Ações a realizar
• a. Indique se cada afirmação abaixo está de acordo com o artigo sobre Augusto Boal, respondendo sim ou não e citando literalmente as palavras do artigo que decidem a questão. (i) Boal foi traduzido apenas para o espanhol, o francês e o inglês. (ii) O seminário mencionado foi realizado com atores da Royal Shakespeare Company. (iii) Segundo a frase dita na Unesco, cidadão é aquele que vive em sociedade.
• b. Transcreva do artigo sobre Augusto Boal o trecho que começa em "Vá a Amsterdã, entre" e segue até "com extraordinária clareza.".

Texto fornecido

★ ★ ★ ★ ★ ★ ★

|
Texto Anterior | Próximo Texto | Índice
ANÁLISE
Augusto foi nosso Brecht
ADERBAL FREIRE-FILHO
ESPECIAL PARA A FOLHA
O TEATRO brasileiro no
mundo tem um nome:
Augusto Boal.
Vá a Amsterdã, entre numa
livraria e peça um livro de
Boal. Você não vai conseguir
ler, a menos que saiba holandês. Boal está traduzido muito além do espanhol, do francês e do inglês. Mas não estou
aqui para falar dos livros, quero falar do homem. E começo
ouvindo esse homem falando,
o ritmo da fala, a música que
vai juntando frases harmoniosamente, com um pensamento claro, a cadência das
palavras, uma respiração buscada no fundo do peito para
uma frase mais e, depois,
quando o raciocínio se completa, um volteio e um final
em que os temas se fecham,
com extraordinária clareza.
Estou ouvindo uma explicação que me deu sobre um
seminário seu com atores da
Royal Shakespeare Company. Ali, o teatro ainda tem a
força dos seus melhores tempos -se você abre o programa
de uma peça, vai encontrar
duas páginas com os nomes
de quem faz aquele teatro
existir, começando com os de
sua patrona e de seu presidente, Sua Majestade, a Rainha e Sua Alteza Real, o Príncipe de Gales, indo até os contrarregras e o pessoal da maquiagem, passando pelos atores, o centro de tudo. Isto é, ali
está a Inglaterra inteira.
Pois
estava claro para a companhia que seus atores precisavam conhecer mister, dom
Augusto Boal, artista capaz de
fazer um teatro mais aberto
para a sociedade do que qualquer outro, capaz de transformar o espectador em ator.
E levaram Boal para conviver com eles, treinaram suas
técnicas, sabendo que assim
chegariam mais perto ainda
do povo, como chegava o cidadão William Shakespeare.
E digo cidadão pensando na
frase de Boal, dia desses, na
Unesco: "Cidadão não é aquele que vive em sociedade, é
aquele que a transforma".

★ ★ ★ ★ ★ ★ ★

(Listagens de localização de elementos)
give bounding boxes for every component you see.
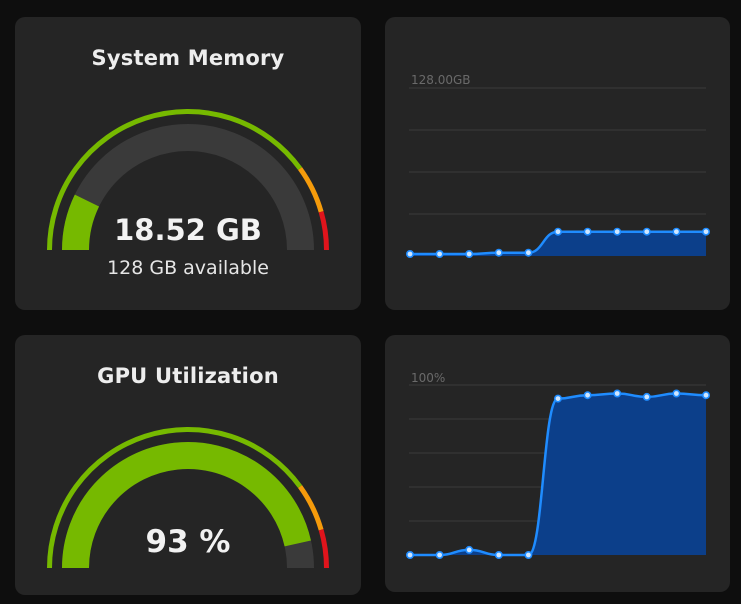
gpu-chart-point <box>642 392 651 401</box>
gpu-utilization-chart-card: 100% <box>385 335 730 592</box>
memory-chart-point <box>524 248 533 257</box>
gpu-chart-point <box>613 389 622 398</box>
memory-chart-point <box>613 227 622 236</box>
gpu-utilization-value: 93 % <box>145 524 231 560</box>
memory-chart-point <box>701 227 710 236</box>
gpu-chart-point <box>465 545 474 554</box>
gpu-chart-point <box>405 551 414 560</box>
system-memory-chart-card: 128.00GB <box>385 17 730 310</box>
memory-chart-point <box>672 227 681 236</box>
system-memory-available: 128 GB available <box>107 257 269 279</box>
gpu-chart-area <box>410 393 706 555</box>
system-memory-history-chart: 128.00GB <box>405 73 710 259</box>
gpu-utilization-history-chart: 100% <box>405 371 710 560</box>
memory-chart-point <box>642 227 651 236</box>
memory-chart-point <box>405 250 414 259</box>
gpu-utilization-gauge-card: GPU Utilization 93 % <box>15 335 361 595</box>
memory-chart-point <box>494 248 503 257</box>
gpu-chart-point <box>672 389 681 398</box>
gpu-chart-point <box>524 551 533 560</box>
gpu-chart-point <box>583 391 592 400</box>
system-memory-gauge-card: System Memory 18.52 GB 128 GB available <box>15 17 361 310</box>
memory-chart-point <box>583 227 592 236</box>
dashboard: System Memory 18.52 GB 128 GB available … <box>0 0 741 604</box>
memory-chart-point <box>554 227 563 236</box>
gpu-chart-point <box>554 394 563 403</box>
memory-chart-point <box>435 250 444 259</box>
memory-chart-max-label: 128.00GB <box>411 73 471 87</box>
gpu-chart-point <box>494 551 503 560</box>
gpu-chart-max-label: 100% <box>411 371 445 385</box>
memory-chart-point <box>465 250 474 259</box>
system-memory-value: 18.52 GB <box>114 213 262 247</box>
gpu-chart-point <box>701 391 710 400</box>
gpu-chart-point <box>435 551 444 560</box>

★ ★ ★ ★ ★ ★ ★

Respostas às tarefas
• a.
(i) Não: "Boal está traduzido muito além do espanhol, do francês e do inglês."
(ii) Sim: "um seminário seu com atores da Royal Shakespeare Company"
(iii) Não: "Cidadão não é aquele que vive em sociedade, é aquele que a transforma"

• b.
Vá a Amsterdã, entre numa
livraria e peça um livro de
Boal. Você não vai conseguir
ler, a menos que saiba holandês. Boal está traduzido muito além do espanhol, do francês e do inglês. Mas não estou
aqui para falar dos livros, quero falar do homem. E começo
ouvindo esse homem falando,
o ritmo da fala, a música que
vai juntando frases harmoniosamente, com um pensamento claro, a cadência das
palavras, uma respiração buscada no fundo do peito para
uma frase mais e, depois,
quando o raciocínio se completa, um volteio e um final
em que os temas se fecham,
com extraordinária clareza.